◆ Série d'exercices ◆
1. Indiquez si chacune des affirmations suivantes concorde avec l'extrait sur l'opéra burlesque, en répondant par oui ou par non et en citant textuellement les mots décisifs : (a) le premier air de Tullia dure près de dix minutes ; (b) l'intrigue se déroule sur une île où les femmes gouvernent les hommes ; (c) beaucoup d'airs font appel aux hautbois, basson et cors.
2. Reprenez l'extrait sur l'opéra burlesque et écrivez la suite de ce compte rendu après sa dernière phrase.

◆ Extrait du document ◆
○ ○ ○ ○ ○

Je n'ai pas trop compris pourquoi, à ma part le titre intriguant, on avait choisi cette œuvre : hors le début de l'acte II (le Concile des Femmes !), tout est pris dans un schéma symétrique d'amours comiques extrêmement conventionnel, et la musique ne propose aucune nouveauté, sans même la contrepartie de l'agilité qu'il y a dans le seria (on y a cru, avec le premier air de Tullia, de près de dix minutes, et rempli de coloratures très joliment galbées ! – hapax), sans les ensembles piquants qu'on trouve dans le véritable opéra bouffe. (Ici, c'est un « opéra burlesque », c'est-à-dire un truc pas sérieux mais pas drôle, sans agilité mais aussi sans ensembles. Youpie.)
Au début, je me suis dit que ce serait peut-être le sujet, les femmes étant au pouvoir. Mais non, c'est une simple île où les femmes gouvernent les hommes par leur rouerie en amour, vite perdues dans des querelles intestines avant que le débarquement d'un homme moins niais permette à tout le monde de convertir ce seul îlot en un endroit plus convenable. Avec une moralité particulièrement misogyne, au demeurant.

Musicalement, tous les airs, pas très marquants mélodiquement, sont écrits dans la même veine, un mode majeur bien tranquille (très peu sollicitent les hautbois, basson et cors, d'ailleurs), assez indifférents aux particularités des situations. Quand on a les Da Ponte dans l'oreille, ou même des contemporains raisonnablement dotés (Cimarosa, Salieri, J.-C. Bach, etc.). On est assez proche de ce que fait Haydn dans ses opéras légers, la séduction des couleurs harmoniques et orchestrales en moins.

○ ○ ○ ○ ○

◆ Données fournies ◆
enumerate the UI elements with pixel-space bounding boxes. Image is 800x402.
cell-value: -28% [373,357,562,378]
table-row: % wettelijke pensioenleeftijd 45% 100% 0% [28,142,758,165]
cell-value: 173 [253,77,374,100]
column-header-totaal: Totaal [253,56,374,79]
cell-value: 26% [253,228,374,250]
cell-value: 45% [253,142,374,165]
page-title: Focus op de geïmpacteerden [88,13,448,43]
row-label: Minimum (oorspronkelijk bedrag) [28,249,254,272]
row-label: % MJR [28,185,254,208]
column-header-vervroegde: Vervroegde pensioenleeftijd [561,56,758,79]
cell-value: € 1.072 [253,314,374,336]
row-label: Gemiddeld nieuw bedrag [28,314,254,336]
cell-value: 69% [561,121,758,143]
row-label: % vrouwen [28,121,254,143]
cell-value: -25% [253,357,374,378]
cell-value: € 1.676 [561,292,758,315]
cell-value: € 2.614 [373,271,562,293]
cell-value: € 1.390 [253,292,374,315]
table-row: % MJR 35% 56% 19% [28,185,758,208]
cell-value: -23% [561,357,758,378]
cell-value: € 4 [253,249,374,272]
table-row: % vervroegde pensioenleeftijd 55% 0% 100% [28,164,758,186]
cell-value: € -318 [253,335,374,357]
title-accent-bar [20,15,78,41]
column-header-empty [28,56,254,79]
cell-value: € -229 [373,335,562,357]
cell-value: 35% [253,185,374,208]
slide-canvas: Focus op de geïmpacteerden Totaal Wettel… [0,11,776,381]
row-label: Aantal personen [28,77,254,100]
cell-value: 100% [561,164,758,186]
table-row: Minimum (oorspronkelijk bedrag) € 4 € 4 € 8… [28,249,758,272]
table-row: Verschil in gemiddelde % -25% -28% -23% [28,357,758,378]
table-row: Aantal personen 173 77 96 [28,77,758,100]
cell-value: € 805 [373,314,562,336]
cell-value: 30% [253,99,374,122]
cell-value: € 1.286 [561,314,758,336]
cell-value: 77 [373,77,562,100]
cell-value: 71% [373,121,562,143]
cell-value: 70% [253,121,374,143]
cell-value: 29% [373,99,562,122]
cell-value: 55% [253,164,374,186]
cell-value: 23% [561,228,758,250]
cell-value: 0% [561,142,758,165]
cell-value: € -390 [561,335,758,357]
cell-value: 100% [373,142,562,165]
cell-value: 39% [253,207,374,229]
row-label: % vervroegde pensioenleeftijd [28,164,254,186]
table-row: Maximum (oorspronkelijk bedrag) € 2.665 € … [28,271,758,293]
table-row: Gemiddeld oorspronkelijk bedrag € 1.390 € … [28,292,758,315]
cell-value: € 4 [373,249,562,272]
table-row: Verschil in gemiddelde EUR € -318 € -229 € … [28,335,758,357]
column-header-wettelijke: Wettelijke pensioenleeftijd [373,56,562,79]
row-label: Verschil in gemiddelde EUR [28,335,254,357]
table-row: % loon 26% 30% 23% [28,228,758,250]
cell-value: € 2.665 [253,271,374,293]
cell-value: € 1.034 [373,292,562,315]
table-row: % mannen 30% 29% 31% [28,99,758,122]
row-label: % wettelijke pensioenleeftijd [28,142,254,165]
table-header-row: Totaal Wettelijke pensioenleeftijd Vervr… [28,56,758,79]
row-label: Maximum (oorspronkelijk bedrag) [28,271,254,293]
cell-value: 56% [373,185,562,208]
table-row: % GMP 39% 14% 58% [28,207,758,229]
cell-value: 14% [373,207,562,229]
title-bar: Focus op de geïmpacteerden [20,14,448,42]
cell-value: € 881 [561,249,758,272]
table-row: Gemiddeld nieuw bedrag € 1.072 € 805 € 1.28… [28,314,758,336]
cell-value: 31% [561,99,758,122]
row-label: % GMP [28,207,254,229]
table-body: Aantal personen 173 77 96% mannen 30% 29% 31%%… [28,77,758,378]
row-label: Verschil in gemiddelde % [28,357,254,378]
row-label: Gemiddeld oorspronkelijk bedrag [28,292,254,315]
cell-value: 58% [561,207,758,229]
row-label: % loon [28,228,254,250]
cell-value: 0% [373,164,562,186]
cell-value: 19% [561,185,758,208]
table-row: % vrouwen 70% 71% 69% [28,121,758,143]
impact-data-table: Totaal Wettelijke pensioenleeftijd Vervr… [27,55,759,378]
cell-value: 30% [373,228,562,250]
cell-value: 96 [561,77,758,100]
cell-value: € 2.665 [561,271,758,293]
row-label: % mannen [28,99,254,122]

○ ○ ○ ○ ○

◆ Réponses aux consignes ◆
1.
(a) Oui : « le premier air de Tullia, de près de dix minutes ».
(b) Oui : « c'est une simple île où les femmes gouvernent les hommes par leur rouerie en amour ».
(c) Non : « très peu sollicitent les hautbois, basson et cors ».

2.
L'énigme reste donc entière : quitte à jouer une œuvre inconnue, pourquoi (pardon…) ne pas en jouer une bonne ? Ce n'est pas ce qui manque. Un petit Vranicý, au hasard ? Quitte à récrire son titre de façon aguicheuse, s'il n'y a que cela.

C'est donc surtout l'exécution qui soutenait l'intérêt.
Akadêmia, pas du tout spécialiste de la période (plutôt tourné vers le premier XVIIe en général), joue avec beaucoup de vivacité, une légèreté de touche, un qualité très chaleureuse de la coloration, c'est superbe.
Le plateau me convainc diversement (quelques voix un peu courtes, et même Alice Habellion qui fait à peu près tout ce qui est réprouvé par les traités de chant – et, dois-je avouer, quelques-unes de nos oreilles ce soir-là), mais profite de la présence de l'excellent moelleux du ténor João Pedro Coelho Cabral et bien sûr des protagonistes Marie Perbost (dont la voix a spectaculairement gagné en ampleur et en rondeur depuis sa sortie du CNSM, et sans rien rogner de son bel éclat) et Dagmar Šašková (la voix la mieux focalisée du monde, tout en entière émise dans un sourire, et dite avec une gourmandise sans pareille).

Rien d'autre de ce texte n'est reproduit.